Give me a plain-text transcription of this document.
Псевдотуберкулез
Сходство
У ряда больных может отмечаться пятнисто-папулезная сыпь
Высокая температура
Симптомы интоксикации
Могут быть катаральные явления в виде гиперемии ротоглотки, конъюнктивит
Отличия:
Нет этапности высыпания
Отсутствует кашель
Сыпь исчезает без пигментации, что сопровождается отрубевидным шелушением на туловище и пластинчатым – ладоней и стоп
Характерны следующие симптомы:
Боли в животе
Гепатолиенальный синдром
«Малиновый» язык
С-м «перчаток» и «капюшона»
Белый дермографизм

- - - - -

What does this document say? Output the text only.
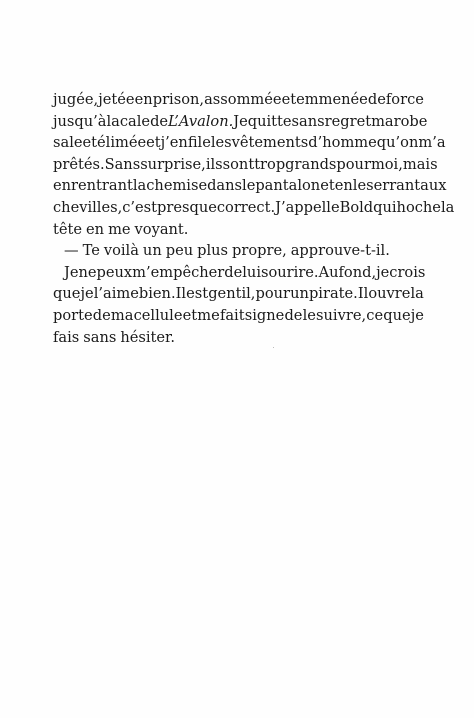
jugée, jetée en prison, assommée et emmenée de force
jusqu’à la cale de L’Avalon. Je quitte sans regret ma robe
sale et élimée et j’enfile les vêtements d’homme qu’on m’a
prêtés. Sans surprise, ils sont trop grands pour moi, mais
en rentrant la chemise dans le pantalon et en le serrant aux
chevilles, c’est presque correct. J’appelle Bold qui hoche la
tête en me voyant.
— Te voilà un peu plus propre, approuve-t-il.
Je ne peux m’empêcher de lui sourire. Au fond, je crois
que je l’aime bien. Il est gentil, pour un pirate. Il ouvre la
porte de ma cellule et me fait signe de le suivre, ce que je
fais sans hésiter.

- - - - -

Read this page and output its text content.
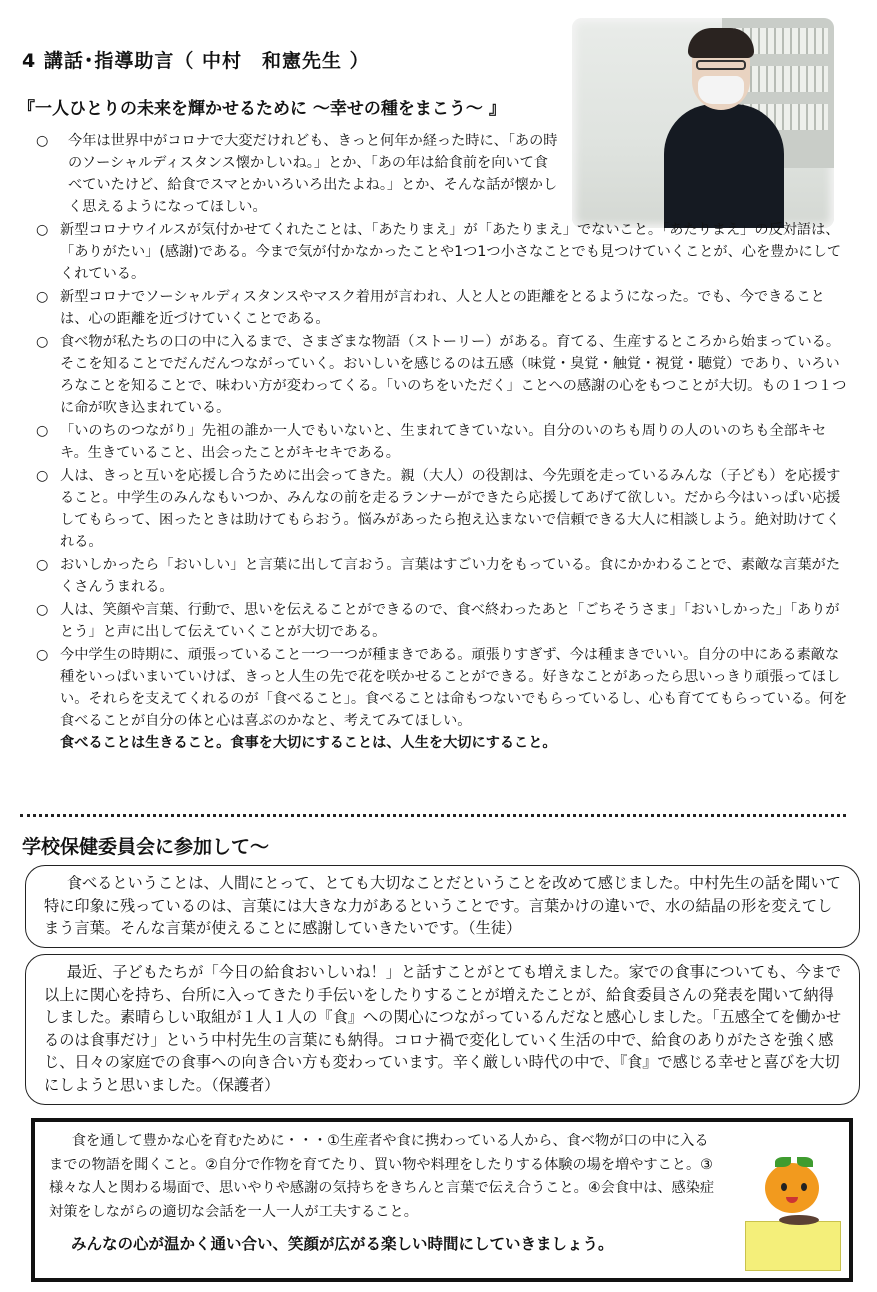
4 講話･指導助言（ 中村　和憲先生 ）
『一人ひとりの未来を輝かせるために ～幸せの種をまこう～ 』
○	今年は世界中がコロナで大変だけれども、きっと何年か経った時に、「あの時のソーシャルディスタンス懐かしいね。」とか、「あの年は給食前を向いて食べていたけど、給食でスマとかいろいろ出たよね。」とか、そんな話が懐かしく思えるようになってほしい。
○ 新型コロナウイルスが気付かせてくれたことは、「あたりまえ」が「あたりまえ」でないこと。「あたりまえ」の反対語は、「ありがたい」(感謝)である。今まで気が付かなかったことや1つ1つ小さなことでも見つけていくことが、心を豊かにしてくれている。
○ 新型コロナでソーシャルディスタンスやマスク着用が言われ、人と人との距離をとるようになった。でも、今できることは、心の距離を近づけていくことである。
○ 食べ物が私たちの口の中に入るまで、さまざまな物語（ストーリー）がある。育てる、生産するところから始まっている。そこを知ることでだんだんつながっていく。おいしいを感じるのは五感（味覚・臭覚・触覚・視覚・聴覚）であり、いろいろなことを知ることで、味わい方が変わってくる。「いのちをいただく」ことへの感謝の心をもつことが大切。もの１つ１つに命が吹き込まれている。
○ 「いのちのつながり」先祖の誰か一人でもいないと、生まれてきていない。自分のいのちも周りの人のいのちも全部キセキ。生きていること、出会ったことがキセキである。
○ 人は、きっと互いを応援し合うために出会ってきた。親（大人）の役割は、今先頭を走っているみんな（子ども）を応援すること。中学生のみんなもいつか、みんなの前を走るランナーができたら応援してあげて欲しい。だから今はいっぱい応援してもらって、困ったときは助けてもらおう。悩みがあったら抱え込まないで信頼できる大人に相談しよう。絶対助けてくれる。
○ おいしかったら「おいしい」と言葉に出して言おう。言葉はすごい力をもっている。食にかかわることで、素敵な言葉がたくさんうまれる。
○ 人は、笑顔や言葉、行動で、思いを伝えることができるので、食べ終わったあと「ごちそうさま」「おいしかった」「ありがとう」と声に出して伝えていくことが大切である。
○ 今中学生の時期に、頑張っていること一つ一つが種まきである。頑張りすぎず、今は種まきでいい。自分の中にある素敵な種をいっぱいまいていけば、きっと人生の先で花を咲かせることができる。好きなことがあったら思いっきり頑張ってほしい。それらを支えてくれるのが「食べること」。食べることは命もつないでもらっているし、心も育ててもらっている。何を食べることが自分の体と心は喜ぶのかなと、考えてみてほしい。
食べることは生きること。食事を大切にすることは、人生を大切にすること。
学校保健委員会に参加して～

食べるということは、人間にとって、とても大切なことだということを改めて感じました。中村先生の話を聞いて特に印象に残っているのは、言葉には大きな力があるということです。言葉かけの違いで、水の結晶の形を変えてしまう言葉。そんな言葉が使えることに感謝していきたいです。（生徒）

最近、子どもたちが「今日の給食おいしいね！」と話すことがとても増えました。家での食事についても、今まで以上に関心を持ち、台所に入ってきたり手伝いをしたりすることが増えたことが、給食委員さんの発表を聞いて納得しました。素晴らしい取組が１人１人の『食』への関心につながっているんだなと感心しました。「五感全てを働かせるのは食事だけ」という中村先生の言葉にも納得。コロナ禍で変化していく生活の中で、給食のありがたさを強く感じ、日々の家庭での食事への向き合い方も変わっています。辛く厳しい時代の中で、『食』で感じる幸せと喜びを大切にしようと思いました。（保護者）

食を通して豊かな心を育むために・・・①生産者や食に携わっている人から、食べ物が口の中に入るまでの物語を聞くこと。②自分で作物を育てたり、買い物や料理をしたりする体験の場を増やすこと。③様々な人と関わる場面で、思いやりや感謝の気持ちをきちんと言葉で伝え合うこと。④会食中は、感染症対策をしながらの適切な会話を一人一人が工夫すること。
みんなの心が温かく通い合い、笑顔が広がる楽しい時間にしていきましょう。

- - - - -

Exercise>
Find the lines above holding the word "document" and show them.

Result of the task>
Give me a plain-text transcription of this document.
What does this document say? Output the text only.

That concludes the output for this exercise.